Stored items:
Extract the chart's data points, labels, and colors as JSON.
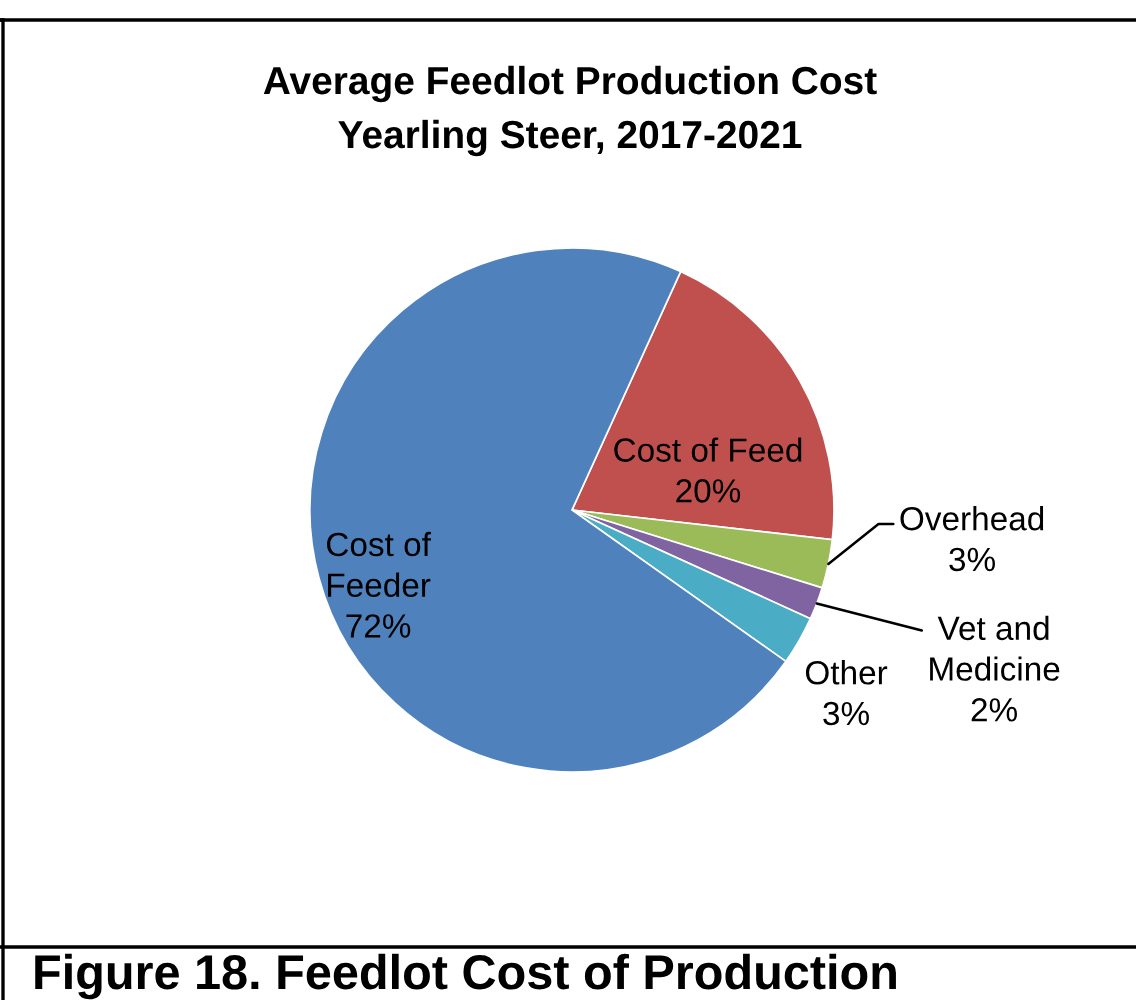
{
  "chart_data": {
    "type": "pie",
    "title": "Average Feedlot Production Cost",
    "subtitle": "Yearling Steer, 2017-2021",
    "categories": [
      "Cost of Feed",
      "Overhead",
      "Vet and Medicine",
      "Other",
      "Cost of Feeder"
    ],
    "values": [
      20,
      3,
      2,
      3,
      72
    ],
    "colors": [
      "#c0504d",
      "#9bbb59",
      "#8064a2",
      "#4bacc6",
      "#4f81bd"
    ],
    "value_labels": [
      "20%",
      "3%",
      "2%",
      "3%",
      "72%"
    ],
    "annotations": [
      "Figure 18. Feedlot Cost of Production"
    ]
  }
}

==

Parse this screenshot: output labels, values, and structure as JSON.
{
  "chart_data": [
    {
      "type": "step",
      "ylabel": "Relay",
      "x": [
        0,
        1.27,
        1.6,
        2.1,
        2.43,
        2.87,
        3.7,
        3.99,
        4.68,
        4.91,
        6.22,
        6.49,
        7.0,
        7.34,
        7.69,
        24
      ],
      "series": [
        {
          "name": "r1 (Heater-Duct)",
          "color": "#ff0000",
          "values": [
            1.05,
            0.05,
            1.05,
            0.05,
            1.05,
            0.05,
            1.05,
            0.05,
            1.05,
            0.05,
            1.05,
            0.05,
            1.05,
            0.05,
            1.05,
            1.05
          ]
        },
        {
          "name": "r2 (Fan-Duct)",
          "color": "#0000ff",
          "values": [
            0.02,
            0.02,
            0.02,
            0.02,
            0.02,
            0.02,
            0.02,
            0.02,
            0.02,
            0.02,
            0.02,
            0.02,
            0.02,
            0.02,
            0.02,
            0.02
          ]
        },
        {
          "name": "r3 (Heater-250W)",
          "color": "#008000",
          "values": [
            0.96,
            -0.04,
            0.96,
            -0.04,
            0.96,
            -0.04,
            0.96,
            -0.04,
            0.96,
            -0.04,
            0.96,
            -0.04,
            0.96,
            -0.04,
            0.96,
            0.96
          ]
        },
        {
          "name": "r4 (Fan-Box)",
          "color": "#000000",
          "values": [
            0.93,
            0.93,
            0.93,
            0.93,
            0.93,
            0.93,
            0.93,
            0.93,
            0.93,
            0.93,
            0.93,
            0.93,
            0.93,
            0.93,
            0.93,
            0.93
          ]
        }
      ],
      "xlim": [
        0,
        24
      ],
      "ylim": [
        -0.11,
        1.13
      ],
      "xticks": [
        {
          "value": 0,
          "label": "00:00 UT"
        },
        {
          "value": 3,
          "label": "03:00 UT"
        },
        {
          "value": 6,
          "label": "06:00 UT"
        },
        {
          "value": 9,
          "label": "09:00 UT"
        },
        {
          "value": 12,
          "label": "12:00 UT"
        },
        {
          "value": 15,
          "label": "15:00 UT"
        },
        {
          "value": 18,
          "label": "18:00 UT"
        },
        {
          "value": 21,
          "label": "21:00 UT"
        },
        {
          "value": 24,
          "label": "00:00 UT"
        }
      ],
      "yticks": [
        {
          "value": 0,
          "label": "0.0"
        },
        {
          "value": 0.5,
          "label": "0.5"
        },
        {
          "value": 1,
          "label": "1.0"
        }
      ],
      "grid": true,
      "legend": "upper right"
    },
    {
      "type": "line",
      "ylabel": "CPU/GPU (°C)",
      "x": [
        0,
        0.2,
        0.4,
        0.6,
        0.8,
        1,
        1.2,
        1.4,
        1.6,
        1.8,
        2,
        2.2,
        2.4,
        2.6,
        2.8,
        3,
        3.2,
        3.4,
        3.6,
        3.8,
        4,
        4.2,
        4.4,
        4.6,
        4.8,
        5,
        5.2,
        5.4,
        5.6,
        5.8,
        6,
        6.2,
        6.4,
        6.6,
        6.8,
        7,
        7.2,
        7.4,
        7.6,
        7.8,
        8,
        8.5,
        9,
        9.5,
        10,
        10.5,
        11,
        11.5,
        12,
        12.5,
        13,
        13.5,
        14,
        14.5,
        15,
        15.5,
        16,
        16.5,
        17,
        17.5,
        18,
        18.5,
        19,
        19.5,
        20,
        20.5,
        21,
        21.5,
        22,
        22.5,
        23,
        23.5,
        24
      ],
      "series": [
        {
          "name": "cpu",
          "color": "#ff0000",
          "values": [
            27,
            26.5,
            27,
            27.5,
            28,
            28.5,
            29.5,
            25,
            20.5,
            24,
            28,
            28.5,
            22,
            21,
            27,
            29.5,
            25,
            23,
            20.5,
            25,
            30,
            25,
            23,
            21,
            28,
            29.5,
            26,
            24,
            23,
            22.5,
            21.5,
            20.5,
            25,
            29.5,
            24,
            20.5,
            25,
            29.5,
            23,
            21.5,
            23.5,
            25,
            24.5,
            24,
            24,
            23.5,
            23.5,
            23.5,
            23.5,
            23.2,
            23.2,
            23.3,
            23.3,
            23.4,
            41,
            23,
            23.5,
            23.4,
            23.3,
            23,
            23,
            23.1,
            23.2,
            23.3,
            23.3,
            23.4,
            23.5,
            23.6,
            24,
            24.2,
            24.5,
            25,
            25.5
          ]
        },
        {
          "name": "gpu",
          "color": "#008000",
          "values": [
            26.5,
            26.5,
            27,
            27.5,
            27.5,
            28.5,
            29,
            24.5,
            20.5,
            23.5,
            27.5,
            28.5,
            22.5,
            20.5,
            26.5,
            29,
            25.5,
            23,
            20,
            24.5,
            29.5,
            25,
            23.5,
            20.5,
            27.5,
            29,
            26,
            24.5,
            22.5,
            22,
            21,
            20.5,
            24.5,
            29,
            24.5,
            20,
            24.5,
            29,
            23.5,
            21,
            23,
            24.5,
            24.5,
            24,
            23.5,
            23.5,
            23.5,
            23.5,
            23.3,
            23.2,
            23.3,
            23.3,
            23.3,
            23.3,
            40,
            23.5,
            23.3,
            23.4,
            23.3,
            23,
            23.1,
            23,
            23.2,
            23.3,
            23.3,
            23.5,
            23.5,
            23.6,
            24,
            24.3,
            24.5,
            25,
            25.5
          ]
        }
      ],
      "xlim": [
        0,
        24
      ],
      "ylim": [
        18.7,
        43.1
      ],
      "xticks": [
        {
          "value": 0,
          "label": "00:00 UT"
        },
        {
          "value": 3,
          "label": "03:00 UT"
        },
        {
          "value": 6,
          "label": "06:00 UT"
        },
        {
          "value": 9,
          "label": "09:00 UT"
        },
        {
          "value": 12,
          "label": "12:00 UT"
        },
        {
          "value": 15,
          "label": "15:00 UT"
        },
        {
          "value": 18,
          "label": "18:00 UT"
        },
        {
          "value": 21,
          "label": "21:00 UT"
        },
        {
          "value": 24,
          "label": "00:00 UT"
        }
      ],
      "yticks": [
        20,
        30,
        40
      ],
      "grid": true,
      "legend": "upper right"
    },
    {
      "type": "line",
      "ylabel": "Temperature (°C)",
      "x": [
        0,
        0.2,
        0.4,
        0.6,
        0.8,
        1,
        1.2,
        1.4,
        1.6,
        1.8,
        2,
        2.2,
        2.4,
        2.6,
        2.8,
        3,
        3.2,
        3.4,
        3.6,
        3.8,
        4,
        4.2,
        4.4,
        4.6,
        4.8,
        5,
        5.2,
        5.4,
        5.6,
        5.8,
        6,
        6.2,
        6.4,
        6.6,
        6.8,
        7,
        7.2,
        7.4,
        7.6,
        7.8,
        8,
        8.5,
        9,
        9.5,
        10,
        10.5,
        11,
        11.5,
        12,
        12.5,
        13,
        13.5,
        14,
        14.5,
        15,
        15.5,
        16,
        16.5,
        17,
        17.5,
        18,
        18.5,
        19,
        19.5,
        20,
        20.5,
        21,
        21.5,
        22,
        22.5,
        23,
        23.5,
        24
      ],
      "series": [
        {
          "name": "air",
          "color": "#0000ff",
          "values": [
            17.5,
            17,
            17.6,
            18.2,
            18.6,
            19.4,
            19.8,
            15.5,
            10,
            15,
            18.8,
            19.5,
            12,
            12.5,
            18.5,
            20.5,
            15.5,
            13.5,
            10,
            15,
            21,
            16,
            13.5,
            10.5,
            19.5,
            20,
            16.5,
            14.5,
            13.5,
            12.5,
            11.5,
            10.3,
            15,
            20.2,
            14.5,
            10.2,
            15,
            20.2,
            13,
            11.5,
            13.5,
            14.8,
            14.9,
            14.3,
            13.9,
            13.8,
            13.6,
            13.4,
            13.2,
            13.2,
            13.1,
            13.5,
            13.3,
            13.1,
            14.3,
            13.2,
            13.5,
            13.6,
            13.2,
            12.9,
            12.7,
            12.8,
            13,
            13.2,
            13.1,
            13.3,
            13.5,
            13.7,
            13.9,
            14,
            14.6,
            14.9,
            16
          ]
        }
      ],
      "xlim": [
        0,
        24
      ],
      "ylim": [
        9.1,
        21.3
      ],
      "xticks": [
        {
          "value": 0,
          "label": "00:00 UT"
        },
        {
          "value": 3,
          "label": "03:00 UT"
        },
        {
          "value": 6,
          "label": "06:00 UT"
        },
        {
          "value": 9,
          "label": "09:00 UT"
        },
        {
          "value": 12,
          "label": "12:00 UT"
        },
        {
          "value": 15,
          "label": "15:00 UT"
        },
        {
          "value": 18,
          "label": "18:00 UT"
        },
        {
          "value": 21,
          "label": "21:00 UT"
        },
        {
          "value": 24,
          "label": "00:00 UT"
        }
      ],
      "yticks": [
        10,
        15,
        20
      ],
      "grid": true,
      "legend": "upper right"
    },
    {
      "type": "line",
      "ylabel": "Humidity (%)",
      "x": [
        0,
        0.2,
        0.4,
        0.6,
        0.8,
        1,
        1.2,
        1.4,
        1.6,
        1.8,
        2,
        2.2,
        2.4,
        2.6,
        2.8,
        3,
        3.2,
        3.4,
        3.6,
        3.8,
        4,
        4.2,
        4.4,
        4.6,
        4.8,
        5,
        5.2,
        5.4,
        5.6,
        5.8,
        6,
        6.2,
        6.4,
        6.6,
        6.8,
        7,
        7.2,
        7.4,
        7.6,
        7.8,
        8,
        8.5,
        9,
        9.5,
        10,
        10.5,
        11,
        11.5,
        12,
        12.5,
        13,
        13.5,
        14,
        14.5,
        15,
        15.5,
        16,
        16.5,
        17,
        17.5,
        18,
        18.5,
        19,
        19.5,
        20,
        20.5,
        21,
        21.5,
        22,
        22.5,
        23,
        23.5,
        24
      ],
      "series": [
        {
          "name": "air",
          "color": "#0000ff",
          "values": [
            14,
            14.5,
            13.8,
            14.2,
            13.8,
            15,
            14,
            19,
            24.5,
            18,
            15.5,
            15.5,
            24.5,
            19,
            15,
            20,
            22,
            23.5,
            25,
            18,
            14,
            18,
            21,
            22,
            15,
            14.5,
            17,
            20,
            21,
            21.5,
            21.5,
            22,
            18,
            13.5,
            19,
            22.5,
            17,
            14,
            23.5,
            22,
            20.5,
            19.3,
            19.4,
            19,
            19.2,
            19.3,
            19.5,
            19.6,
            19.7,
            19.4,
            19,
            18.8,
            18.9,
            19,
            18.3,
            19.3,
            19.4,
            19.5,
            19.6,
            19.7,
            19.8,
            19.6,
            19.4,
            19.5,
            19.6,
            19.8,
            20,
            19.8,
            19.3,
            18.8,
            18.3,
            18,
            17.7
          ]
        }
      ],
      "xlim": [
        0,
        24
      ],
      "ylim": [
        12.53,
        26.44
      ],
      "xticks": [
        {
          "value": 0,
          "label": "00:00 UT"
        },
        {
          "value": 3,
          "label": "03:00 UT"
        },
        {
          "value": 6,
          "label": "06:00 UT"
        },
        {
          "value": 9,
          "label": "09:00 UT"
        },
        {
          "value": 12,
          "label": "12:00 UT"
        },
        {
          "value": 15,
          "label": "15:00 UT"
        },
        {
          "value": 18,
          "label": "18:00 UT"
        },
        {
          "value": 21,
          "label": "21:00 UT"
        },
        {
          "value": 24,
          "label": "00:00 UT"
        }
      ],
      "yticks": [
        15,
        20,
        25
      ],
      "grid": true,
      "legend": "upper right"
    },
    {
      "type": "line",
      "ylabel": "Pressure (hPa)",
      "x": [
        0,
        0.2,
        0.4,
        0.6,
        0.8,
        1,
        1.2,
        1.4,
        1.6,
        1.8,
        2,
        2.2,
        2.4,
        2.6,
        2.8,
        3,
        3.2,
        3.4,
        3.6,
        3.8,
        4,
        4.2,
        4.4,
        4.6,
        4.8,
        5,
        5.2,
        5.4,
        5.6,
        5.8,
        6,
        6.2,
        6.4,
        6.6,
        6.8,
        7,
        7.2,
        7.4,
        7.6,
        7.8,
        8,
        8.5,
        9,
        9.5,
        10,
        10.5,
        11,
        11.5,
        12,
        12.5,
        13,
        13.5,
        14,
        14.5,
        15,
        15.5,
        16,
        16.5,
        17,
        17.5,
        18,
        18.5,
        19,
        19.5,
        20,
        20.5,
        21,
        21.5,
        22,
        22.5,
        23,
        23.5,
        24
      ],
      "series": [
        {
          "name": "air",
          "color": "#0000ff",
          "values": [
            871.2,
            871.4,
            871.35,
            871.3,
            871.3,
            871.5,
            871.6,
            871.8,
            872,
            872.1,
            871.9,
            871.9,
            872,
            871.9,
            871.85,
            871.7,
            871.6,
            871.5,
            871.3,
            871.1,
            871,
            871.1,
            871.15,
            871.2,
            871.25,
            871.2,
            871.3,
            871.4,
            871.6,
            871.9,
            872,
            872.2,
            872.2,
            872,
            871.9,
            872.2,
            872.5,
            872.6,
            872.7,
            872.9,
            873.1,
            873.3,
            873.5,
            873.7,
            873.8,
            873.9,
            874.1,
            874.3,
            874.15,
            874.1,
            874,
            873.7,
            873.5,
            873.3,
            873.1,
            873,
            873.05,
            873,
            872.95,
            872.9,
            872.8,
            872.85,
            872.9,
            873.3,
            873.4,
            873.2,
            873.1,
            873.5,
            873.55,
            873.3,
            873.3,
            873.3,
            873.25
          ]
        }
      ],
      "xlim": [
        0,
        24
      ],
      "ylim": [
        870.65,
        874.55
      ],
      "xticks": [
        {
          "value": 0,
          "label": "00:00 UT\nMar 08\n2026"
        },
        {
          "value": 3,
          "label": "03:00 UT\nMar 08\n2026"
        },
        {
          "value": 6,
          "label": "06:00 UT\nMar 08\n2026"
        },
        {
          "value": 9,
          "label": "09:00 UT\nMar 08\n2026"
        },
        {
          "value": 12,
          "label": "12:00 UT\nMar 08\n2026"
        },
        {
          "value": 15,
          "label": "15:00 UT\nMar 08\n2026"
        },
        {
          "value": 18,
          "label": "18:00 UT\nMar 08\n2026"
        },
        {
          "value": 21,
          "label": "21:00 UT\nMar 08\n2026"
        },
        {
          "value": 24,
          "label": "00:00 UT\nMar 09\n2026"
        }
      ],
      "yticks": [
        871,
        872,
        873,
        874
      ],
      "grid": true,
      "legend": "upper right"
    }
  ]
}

Problem statement:
Scan the listing above and copy all lines containing the word "colors".

Answer for this exercise:
Extract the chart's data points, labels, and colors as JSON.
    "colors": [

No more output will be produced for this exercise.